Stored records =
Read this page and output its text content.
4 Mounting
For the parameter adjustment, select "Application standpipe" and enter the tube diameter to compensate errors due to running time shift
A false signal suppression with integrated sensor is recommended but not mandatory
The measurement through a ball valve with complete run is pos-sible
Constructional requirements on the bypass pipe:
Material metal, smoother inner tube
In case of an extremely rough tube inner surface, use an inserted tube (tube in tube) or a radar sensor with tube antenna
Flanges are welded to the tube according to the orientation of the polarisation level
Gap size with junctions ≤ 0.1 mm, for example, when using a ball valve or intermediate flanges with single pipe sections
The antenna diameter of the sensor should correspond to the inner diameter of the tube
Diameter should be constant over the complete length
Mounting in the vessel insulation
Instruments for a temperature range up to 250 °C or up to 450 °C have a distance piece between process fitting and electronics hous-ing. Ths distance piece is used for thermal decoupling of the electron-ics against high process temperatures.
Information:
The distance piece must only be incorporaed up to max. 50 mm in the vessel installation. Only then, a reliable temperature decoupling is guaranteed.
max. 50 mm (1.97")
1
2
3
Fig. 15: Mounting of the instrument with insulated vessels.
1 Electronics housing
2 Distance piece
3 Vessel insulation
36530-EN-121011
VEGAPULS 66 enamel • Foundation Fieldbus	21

OBJECTIVE =
Give only the number of lines in the records that include the word "sensor".

EXERCISE OUTPUT =
3